Set task: Write the entries below out again exactly; any picture in them stays out.

Raw records:
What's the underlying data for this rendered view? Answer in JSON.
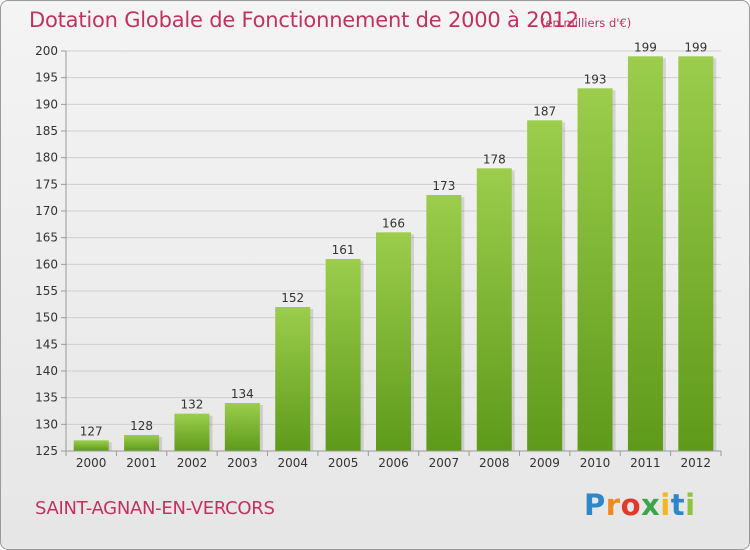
{
  "title": "Dotation Globale de Fonctionnement de 2000 à 2012",
  "subtitle": "(en milliers d'€)",
  "commune": "SAINT-AGNAN-EN-VERCORS",
  "logo": {
    "letters": [
      "P",
      "r",
      "o",
      "x",
      "i",
      "t",
      "i"
    ],
    "colors": [
      "#2f86c8",
      "#f08a1e",
      "#e03a2a",
      "#3aa84a",
      "#f2b81e",
      "#2f86c8",
      "#8bc43f"
    ]
  },
  "colors": {
    "bar_top": "#9ccd4c",
    "bar_bottom": "#5e9a1a",
    "text": "#c3325f"
  },
  "chart_data": {
    "type": "bar",
    "categories": [
      "2000",
      "2001",
      "2002",
      "2003",
      "2004",
      "2005",
      "2006",
      "2007",
      "2008",
      "2009",
      "2010",
      "2011",
      "2012"
    ],
    "values": [
      127,
      128,
      132,
      134,
      152,
      161,
      166,
      173,
      178,
      187,
      193,
      199,
      199
    ],
    "value_labels": [
      "127",
      "128",
      "132",
      "134",
      "152",
      "161",
      "166",
      "173",
      "178",
      "187",
      "193",
      "199",
      "199"
    ],
    "ylim": [
      125,
      200
    ],
    "yticks": [
      125,
      130,
      135,
      140,
      145,
      150,
      155,
      160,
      165,
      170,
      175,
      180,
      185,
      190,
      195,
      200
    ],
    "ytick_labels": [
      "125",
      "130",
      "135",
      "140",
      "145",
      "150",
      "155",
      "160",
      "165",
      "170",
      "175",
      "180",
      "185",
      "190",
      "195",
      "200"
    ],
    "grid": true,
    "xlabel": "",
    "ylabel": ""
  }
}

The result:
What's the underlying data for this rendered view? Answer in JSON.
{
  "title": "Dotation Globale de Fonctionnement de 2000 à 2012",
  "subtitle": "(en milliers d'€)",
  "commune": "SAINT-AGNAN-EN-VERCORS",
  "logo": {
    "letters": [
      "P",
      "r",
      "o",
      "x",
      "i",
      "t",
      "i"
    ],
    "colors": [
      "#2f86c8",
      "#f08a1e",
      "#e03a2a",
      "#3aa84a",
      "#f2b81e",
      "#2f86c8",
      "#8bc43f"
    ]
  },
  "colors": {
    "bar_top": "#9ccd4c",
    "bar_bottom": "#5e9a1a",
    "text": "#c3325f"
  },
  "chart_data": {
    "type": "bar",
    "categories": [
      "2000",
      "2001",
      "2002",
      "2003",
      "2004",
      "2005",
      "2006",
      "2007",
      "2008",
      "2009",
      "2010",
      "2011",
      "2012"
    ],
    "values": [
      127,
      128,
      132,
      134,
      152,
      161,
      166,
      173,
      178,
      187,
      193,
      199,
      199
    ],
    "value_labels": [
      "127",
      "128",
      "132",
      "134",
      "152",
      "161",
      "166",
      "173",
      "178",
      "187",
      "193",
      "199",
      "199"
    ],
    "ylim": [
      125,
      200
    ],
    "yticks": [
      125,
      130,
      135,
      140,
      145,
      150,
      155,
      160,
      165,
      170,
      175,
      180,
      185,
      190,
      195,
      200
    ],
    "ytick_labels": [
      "125",
      "130",
      "135",
      "140",
      "145",
      "150",
      "155",
      "160",
      "165",
      "170",
      "175",
      "180",
      "185",
      "190",
      "195",
      "200"
    ],
    "grid": true,
    "xlabel": "",
    "ylabel": ""
  }
}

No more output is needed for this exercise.